## GIVEN TASK:
Give back, unchanged, each line from the one containing "What does this" through the last line of the entries below.

## Start

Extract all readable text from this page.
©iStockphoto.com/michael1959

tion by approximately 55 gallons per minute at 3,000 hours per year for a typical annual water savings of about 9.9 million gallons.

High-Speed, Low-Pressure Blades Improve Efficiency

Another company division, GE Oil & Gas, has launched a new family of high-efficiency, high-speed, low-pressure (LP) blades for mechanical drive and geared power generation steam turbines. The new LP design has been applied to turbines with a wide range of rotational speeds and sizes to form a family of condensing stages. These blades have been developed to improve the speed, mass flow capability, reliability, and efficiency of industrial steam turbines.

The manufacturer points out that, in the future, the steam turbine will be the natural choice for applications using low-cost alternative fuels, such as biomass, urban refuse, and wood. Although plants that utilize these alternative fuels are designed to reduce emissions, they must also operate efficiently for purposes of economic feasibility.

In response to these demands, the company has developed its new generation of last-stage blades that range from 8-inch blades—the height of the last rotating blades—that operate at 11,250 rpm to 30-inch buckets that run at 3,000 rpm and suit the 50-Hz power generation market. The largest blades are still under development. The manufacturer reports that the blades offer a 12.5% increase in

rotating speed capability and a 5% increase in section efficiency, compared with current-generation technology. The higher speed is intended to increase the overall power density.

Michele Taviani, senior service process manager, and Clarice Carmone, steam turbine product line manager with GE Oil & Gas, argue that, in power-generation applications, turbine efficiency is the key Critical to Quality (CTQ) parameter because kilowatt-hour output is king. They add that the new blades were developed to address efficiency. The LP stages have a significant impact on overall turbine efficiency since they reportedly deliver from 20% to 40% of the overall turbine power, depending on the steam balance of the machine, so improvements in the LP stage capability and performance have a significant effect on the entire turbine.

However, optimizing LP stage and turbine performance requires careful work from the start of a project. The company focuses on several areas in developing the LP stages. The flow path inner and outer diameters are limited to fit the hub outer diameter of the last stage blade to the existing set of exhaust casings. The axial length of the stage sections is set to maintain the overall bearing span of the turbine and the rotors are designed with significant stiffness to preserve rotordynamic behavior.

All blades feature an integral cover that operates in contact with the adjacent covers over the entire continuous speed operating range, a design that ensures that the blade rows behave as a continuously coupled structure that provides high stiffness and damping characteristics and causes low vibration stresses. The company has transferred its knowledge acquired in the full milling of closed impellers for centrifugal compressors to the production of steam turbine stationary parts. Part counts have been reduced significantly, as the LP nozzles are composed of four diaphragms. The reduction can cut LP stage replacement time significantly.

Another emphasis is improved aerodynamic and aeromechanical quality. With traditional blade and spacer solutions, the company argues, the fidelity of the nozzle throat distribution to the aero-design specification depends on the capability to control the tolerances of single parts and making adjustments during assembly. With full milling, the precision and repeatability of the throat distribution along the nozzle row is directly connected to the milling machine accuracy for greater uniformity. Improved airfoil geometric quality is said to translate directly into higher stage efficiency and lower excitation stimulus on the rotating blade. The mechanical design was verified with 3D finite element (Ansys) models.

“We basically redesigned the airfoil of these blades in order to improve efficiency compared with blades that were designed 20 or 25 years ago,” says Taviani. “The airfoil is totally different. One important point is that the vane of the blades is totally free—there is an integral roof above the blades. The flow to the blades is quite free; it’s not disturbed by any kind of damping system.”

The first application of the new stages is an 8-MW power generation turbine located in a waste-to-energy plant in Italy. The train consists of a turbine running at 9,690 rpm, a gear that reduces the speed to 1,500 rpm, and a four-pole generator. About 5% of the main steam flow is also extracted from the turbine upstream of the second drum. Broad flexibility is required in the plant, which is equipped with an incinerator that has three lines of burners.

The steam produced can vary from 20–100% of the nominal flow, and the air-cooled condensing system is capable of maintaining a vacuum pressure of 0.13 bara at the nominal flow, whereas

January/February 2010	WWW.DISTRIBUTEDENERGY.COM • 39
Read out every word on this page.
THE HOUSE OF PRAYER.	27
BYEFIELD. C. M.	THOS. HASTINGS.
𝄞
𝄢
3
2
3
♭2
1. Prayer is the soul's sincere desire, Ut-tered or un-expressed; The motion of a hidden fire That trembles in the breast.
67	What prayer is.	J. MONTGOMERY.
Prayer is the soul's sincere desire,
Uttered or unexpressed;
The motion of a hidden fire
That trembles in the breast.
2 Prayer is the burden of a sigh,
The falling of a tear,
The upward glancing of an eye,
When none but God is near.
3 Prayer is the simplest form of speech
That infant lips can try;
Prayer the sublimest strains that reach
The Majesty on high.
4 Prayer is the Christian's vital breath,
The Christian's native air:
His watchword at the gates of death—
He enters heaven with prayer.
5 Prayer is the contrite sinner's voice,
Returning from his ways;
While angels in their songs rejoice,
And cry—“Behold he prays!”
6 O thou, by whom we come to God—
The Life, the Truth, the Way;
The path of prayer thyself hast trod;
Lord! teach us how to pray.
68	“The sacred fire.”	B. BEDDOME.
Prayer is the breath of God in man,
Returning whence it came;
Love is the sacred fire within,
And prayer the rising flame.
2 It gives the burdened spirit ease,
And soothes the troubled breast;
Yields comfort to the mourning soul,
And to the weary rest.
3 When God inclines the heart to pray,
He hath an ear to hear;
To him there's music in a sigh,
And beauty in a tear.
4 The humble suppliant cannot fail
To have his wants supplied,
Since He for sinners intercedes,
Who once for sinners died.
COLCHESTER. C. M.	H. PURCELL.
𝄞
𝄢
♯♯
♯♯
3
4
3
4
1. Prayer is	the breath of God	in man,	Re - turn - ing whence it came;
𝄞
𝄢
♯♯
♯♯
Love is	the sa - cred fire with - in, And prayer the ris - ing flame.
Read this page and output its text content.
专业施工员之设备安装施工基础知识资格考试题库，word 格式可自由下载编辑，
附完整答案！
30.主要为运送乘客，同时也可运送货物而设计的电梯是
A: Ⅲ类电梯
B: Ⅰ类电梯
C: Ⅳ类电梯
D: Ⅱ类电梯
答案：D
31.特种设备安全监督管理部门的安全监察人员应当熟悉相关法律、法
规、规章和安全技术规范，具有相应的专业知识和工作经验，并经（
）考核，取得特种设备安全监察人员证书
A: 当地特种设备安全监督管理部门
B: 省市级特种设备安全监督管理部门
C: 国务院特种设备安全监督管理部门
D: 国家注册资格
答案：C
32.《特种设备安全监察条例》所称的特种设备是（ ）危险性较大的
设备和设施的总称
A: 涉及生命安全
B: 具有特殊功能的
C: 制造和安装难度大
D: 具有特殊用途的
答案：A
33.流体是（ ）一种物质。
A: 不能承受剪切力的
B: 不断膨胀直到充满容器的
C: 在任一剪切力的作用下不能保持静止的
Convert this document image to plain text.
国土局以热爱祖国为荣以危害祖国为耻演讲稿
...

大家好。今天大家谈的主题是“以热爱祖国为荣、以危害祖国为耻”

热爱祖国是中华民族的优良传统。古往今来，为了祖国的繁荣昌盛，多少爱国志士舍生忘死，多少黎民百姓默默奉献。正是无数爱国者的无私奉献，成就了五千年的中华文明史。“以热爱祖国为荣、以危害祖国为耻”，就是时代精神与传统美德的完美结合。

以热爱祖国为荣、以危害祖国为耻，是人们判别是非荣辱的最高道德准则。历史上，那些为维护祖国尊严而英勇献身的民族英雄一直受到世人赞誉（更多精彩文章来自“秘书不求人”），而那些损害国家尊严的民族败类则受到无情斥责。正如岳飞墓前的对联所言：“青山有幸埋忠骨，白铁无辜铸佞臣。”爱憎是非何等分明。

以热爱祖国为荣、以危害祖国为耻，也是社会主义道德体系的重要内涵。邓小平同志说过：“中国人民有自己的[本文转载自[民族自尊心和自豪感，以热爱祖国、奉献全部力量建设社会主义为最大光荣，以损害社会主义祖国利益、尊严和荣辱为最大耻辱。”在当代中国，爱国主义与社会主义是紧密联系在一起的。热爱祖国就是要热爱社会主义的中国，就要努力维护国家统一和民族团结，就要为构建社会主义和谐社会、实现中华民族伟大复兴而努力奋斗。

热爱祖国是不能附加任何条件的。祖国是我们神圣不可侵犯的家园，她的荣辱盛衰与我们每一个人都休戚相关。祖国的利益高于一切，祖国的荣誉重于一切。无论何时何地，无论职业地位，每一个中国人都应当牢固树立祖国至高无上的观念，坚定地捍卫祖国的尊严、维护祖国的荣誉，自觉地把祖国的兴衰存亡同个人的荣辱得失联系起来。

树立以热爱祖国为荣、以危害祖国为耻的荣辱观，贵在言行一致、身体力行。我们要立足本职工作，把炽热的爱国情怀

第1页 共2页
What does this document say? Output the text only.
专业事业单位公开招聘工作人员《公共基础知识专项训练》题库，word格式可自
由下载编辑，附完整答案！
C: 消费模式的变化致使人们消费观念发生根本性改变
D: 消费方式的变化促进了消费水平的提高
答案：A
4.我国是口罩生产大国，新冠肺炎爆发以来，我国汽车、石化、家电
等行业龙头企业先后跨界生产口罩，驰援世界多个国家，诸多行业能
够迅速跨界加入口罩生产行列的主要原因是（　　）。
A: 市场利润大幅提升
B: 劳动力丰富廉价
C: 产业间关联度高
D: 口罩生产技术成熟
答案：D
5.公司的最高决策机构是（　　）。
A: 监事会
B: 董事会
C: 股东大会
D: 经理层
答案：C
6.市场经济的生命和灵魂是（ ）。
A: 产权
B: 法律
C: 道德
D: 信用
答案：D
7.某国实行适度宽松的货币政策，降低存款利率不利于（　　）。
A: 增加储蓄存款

## End

## WRITTEN SOLUTION:
What does this document say? Output the text only.
专业事业单位公开招聘工作人员《公共基础知识专项训练》题库，word格式可自
由下载编辑，附完整答案！
C: 消费模式的变化致使人们消费观念发生根本性改变
D: 消费方式的变化促进了消费水平的提高
答案：A
4.我国是口罩生产大国，新冠肺炎爆发以来，我国汽车、石化、家电
等行业龙头企业先后跨界生产口罩，驰援世界多个国家，诸多行业能
够迅速跨界加入口罩生产行列的主要原因是（　　）。
A: 市场利润大幅提升
B: 劳动力丰富廉价
C: 产业间关联度高
D: 口罩生产技术成熟
答案：D
5.公司的最高决策机构是（　　）。
A: 监事会
B: 董事会
C: 股东大会
D: 经理层
答案：C
6.市场经济的生命和灵魂是（ ）。
A: 产权
B: 法律
C: 道德
D: 信用
答案：D
7.某国实行适度宽松的货币政策，降低存款利率不利于（　　）。
A: 增加储蓄存款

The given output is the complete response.